▸ **Written exercise**: Sort through the data and copy the lines holding the word "brewsteri".
— start —
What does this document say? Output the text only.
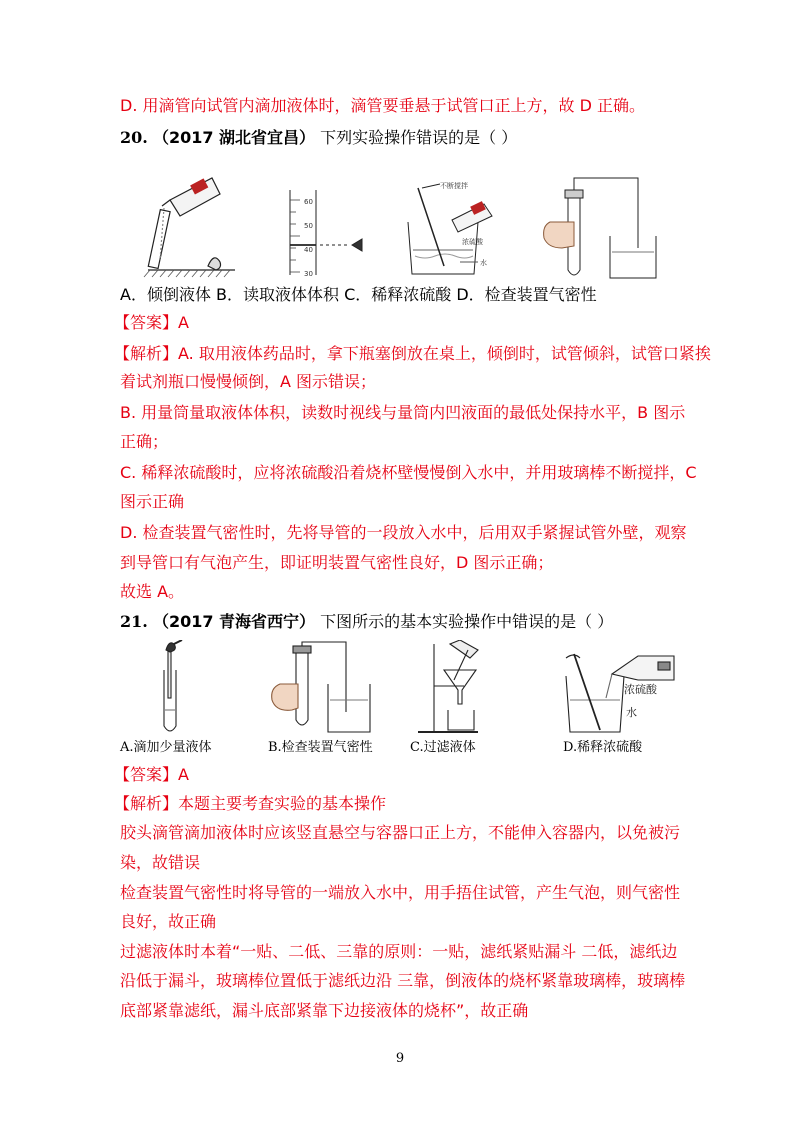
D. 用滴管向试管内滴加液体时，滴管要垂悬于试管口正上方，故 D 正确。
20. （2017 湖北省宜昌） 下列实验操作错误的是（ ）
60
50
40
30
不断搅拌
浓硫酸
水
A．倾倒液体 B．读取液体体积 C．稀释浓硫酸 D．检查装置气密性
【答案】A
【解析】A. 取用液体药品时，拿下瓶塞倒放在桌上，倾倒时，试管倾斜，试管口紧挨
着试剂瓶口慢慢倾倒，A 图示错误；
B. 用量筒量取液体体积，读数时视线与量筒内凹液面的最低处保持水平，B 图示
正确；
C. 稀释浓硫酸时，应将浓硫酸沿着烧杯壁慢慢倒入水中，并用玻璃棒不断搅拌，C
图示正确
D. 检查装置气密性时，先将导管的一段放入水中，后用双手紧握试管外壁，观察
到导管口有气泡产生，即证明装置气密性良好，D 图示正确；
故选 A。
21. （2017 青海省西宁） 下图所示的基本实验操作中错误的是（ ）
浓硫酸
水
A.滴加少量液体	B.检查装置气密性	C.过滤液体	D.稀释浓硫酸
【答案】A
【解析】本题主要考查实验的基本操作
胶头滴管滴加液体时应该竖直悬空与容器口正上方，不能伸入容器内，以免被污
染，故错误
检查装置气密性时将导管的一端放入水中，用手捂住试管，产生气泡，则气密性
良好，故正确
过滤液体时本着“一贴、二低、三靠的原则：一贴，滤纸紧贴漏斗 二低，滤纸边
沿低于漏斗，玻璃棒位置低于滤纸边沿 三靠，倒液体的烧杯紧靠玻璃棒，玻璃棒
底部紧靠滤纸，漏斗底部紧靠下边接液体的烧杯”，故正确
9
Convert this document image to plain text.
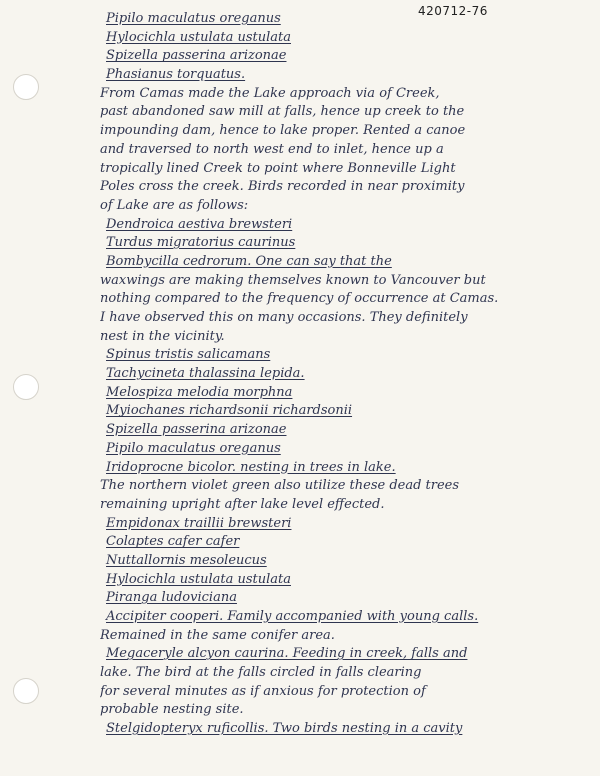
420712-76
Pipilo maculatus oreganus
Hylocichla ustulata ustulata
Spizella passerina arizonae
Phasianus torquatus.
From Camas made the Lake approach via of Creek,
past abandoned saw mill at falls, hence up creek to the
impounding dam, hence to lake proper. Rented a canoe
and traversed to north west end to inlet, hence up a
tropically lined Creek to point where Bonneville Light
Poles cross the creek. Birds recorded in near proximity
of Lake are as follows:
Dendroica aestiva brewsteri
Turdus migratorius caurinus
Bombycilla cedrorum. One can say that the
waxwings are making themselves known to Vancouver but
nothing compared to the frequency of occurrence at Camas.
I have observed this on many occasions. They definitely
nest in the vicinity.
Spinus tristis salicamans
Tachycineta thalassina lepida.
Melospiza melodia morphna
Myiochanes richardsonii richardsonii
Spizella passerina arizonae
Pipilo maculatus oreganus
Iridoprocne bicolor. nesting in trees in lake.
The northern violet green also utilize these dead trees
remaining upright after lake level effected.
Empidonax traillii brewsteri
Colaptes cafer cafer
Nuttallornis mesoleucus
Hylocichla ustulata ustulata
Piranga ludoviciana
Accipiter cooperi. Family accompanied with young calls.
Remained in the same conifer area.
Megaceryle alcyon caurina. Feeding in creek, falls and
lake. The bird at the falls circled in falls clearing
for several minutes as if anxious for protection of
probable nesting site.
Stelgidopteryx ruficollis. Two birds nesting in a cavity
— end —
▸ **Solution**:
Dendroica aestiva brewsteri
Empidonax traillii brewsteri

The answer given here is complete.